--- start of RECORDS SUPPLIED ---

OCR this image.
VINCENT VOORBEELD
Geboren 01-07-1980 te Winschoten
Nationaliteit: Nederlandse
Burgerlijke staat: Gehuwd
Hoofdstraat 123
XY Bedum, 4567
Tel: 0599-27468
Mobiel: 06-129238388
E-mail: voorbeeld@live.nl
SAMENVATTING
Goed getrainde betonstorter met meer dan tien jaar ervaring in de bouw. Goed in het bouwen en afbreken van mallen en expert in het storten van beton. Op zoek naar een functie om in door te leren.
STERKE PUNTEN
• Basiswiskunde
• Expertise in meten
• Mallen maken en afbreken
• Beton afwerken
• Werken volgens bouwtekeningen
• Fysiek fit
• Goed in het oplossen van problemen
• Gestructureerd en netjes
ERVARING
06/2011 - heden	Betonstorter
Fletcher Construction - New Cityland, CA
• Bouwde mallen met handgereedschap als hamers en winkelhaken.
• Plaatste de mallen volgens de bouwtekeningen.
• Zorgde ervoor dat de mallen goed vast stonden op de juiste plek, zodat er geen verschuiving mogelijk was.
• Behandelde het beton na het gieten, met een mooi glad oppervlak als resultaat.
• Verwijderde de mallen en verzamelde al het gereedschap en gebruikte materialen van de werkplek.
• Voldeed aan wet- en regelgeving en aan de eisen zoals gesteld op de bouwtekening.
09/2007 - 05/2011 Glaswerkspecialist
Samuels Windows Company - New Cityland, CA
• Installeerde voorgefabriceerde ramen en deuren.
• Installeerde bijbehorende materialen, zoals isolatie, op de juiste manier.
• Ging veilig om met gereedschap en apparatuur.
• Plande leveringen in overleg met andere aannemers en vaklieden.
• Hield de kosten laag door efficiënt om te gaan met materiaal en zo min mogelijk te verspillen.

--- end of RECORDS SUPPLIED ---

Which lines hold the string "afbreken"? List them all.

• [THE COMPLETED TASK]
Goed getrainde betonstorter met meer dan tien jaar ervaring in de bouw. Goed in het bouwen en afbreken van mallen en expert in het storten van beton. Op zoek naar een functie om in door te leren.
• Mallen maken en afbreken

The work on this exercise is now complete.